### Given exercise
Lines that hold the string "JSON" are to be counted; give only their number.
--- Start Material for the task ---
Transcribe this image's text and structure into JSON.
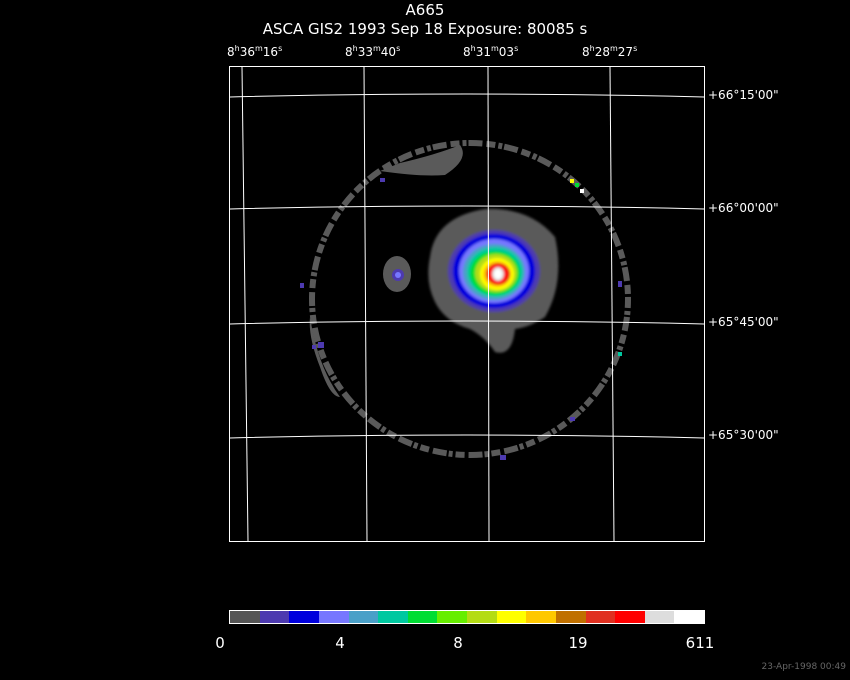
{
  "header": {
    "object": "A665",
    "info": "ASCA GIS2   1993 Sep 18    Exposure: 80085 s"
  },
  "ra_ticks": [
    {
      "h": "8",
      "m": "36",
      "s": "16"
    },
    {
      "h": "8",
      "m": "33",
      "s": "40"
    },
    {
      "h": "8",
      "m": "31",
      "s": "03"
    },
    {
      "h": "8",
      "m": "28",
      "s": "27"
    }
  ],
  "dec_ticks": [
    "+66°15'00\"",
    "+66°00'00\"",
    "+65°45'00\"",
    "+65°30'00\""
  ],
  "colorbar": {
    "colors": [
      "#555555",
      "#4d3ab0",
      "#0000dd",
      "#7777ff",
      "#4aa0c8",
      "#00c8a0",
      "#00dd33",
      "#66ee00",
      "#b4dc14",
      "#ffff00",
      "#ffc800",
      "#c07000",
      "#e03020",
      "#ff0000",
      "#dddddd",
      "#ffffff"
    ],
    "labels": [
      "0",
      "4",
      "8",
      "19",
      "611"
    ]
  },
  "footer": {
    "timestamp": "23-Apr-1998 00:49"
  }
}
--- End Material for the task ---
--- Start Material for the task ---
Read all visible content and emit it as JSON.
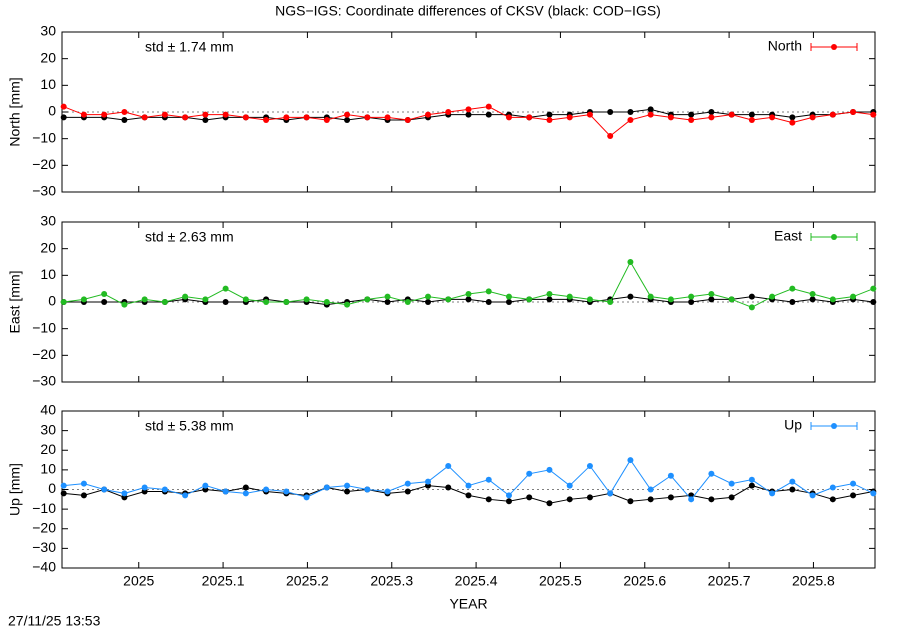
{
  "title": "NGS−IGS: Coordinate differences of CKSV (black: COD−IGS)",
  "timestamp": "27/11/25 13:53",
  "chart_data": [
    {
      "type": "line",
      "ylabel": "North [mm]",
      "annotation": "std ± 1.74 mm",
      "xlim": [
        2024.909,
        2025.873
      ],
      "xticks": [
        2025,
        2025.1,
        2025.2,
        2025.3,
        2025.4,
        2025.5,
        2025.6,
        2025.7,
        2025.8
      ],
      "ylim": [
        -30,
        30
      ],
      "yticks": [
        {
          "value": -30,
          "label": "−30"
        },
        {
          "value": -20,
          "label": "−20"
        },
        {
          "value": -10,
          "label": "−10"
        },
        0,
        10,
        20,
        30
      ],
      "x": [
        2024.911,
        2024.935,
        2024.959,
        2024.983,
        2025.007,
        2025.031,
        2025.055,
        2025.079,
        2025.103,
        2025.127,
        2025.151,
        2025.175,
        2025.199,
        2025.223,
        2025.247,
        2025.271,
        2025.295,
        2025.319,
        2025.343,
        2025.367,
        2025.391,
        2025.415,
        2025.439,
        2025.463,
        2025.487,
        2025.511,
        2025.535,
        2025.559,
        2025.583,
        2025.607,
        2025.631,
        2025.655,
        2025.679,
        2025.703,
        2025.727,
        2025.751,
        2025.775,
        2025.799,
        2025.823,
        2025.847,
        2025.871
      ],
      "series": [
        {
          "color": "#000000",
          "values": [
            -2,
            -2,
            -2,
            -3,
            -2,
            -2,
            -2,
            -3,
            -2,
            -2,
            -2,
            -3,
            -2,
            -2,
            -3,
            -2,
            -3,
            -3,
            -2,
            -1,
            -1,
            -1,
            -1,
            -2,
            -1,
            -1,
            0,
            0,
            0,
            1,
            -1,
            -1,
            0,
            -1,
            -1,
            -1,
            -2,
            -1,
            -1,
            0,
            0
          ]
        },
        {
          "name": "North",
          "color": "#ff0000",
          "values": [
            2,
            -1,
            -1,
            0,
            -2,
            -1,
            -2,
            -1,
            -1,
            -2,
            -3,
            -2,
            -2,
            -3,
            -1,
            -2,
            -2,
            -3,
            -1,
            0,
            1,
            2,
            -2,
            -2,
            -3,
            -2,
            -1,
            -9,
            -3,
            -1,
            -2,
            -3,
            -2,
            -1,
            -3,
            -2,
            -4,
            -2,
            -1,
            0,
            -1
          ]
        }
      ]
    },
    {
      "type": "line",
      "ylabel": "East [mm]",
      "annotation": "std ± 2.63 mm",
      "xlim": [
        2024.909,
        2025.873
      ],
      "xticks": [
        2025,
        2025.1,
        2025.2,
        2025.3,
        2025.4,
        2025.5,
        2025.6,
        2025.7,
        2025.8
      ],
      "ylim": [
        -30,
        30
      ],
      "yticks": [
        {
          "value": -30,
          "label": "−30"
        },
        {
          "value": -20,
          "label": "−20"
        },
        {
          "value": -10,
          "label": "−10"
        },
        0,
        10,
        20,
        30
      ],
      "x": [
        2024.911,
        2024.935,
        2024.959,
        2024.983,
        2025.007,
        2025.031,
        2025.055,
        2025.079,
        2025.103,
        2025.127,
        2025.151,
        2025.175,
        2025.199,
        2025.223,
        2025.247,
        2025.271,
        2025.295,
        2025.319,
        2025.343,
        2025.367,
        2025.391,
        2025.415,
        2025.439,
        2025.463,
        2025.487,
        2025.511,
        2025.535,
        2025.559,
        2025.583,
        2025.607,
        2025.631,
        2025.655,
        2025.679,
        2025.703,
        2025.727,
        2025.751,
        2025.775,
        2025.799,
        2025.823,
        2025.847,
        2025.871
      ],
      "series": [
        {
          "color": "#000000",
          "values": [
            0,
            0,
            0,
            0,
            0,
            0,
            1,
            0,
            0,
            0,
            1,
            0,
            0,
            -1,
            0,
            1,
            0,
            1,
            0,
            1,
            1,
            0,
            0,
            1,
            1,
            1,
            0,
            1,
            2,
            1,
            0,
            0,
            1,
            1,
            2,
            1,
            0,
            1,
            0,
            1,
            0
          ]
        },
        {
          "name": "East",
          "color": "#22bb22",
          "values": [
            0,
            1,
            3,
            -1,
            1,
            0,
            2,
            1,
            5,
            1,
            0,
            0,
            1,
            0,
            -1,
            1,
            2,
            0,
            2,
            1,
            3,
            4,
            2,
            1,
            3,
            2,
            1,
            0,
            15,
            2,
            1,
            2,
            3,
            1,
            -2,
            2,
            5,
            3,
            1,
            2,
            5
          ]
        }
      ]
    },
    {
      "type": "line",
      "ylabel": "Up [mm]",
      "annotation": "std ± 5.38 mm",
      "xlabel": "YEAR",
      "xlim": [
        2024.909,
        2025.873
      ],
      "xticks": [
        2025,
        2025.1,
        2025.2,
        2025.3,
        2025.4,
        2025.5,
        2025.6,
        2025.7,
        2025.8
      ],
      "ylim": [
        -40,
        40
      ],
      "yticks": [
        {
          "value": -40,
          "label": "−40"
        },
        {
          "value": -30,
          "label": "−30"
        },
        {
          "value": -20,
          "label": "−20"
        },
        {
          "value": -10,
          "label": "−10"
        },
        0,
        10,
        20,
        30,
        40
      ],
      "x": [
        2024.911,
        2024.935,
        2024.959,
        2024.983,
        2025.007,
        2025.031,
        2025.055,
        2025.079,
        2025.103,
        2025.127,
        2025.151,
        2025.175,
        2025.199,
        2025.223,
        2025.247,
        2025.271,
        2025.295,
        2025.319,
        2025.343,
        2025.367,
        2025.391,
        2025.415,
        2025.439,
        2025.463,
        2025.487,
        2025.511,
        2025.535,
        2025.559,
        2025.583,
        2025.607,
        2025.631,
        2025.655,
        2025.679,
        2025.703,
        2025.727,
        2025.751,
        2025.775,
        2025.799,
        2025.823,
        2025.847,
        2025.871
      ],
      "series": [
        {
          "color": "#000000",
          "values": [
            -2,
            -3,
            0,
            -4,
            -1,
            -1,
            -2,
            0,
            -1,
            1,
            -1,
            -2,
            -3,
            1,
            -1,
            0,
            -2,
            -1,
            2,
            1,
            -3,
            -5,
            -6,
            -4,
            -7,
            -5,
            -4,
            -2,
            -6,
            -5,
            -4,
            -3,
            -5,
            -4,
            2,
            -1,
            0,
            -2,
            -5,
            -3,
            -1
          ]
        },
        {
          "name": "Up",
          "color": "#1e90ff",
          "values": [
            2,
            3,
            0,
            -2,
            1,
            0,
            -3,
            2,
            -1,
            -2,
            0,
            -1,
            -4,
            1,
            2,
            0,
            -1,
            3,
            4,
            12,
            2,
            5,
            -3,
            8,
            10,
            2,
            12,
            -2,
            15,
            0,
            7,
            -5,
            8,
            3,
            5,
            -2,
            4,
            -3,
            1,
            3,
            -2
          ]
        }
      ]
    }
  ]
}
--- End Material for the task ---
### Exercise solution
2